═══ Given data
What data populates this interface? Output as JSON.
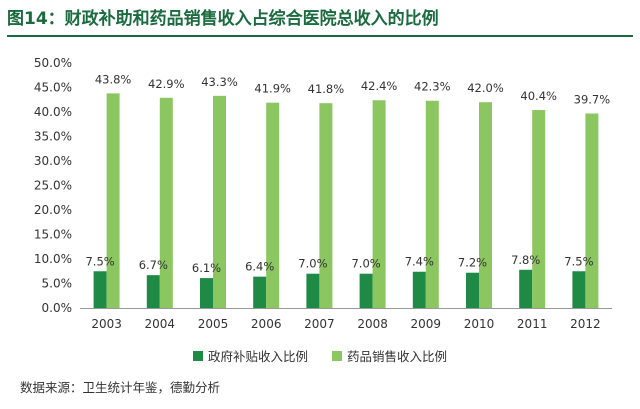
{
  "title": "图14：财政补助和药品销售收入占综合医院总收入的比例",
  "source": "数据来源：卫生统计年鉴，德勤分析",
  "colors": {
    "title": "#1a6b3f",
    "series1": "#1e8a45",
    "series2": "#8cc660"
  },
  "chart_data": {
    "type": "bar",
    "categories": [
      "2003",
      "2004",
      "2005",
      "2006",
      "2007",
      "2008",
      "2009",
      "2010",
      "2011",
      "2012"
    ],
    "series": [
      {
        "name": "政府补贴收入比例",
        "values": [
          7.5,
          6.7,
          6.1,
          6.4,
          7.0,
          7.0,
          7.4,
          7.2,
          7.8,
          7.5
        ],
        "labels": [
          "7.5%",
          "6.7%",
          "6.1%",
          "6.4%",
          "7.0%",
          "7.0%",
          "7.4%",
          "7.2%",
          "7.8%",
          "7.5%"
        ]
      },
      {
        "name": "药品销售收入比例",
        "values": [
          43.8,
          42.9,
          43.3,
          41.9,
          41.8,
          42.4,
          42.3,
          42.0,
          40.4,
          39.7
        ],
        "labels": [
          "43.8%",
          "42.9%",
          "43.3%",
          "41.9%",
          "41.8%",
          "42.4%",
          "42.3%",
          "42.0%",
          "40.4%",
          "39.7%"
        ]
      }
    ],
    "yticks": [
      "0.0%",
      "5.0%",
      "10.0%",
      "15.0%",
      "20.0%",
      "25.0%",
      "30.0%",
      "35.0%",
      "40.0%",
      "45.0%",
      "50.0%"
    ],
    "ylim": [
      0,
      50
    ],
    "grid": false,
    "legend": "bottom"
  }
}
══════
--- What to work on ---
Copy all lines from the material that hold "title".

--- Response below ---
  "title": "图14：财政补助和药品销售收入占综合医院总收入的比例",
    "title": "#1a6b3f",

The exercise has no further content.